◆ PROBLEM
Look through the material below. Copy every line with the string "Force" in it.

◆ DATA RECORDS
-----
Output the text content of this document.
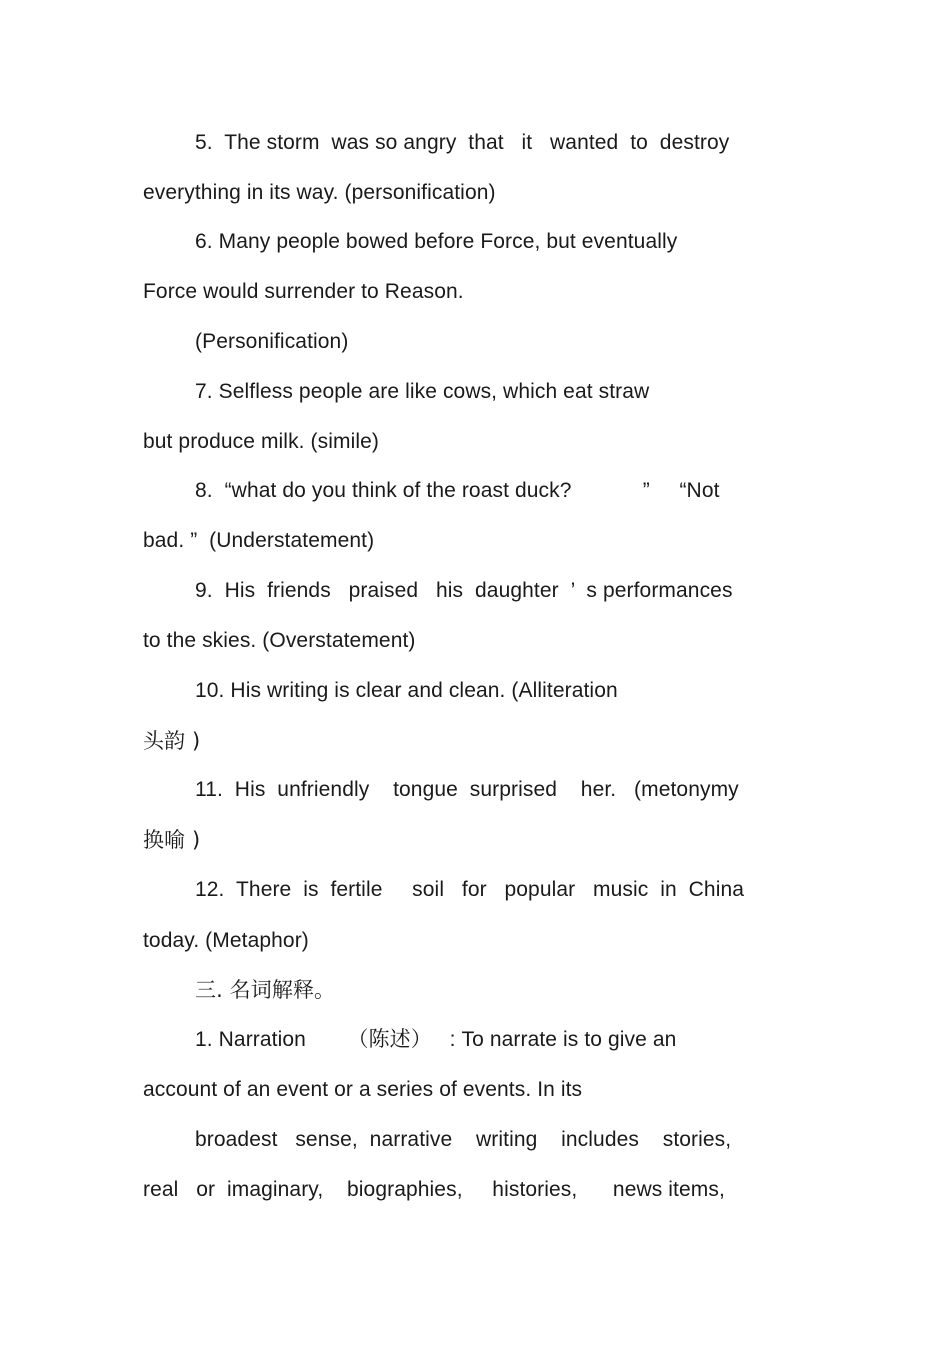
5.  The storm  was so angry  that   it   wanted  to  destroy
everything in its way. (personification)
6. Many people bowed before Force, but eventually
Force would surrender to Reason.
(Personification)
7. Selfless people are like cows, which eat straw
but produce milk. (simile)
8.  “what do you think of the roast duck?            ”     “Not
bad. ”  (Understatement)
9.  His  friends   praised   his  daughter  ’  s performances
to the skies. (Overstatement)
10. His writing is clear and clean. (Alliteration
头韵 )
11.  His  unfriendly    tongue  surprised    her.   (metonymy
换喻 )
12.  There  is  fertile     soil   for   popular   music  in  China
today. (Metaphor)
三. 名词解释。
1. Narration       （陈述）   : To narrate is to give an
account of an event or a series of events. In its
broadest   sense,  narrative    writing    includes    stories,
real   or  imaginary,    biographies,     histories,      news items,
-----
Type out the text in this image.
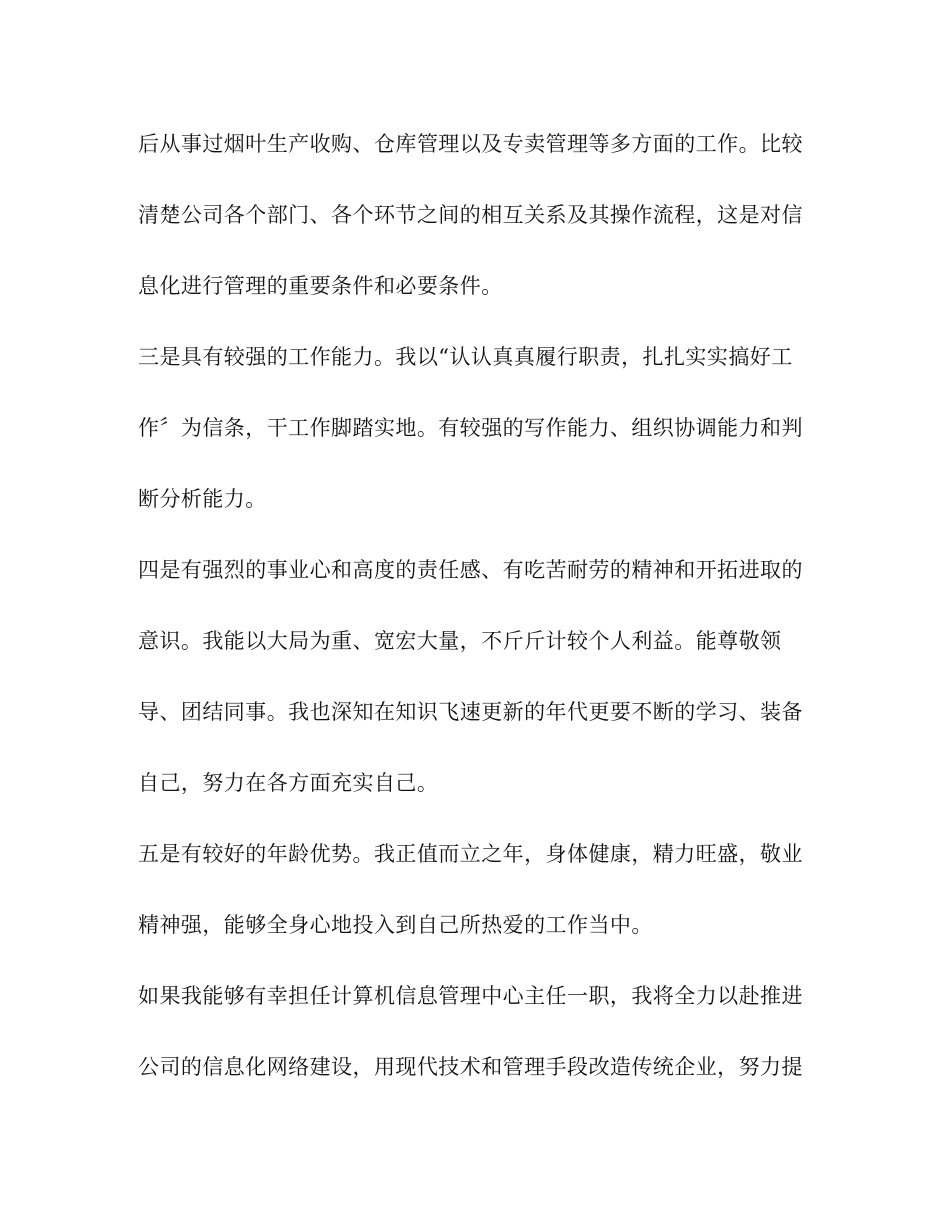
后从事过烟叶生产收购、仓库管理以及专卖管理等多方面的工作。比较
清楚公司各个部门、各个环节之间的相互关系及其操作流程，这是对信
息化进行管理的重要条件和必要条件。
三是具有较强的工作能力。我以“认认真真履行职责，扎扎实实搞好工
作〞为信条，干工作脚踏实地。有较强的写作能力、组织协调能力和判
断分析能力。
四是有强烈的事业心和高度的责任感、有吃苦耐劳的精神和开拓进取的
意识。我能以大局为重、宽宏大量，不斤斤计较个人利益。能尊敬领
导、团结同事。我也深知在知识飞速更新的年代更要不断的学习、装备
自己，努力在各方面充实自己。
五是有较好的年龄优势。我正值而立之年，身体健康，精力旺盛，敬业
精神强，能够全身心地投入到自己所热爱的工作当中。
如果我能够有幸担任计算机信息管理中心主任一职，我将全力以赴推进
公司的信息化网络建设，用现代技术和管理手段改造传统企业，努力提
-----
◆ OUTPUT FOR THIS TASK
6. Many people bowed before Force, but eventually
Force would surrender to Reason.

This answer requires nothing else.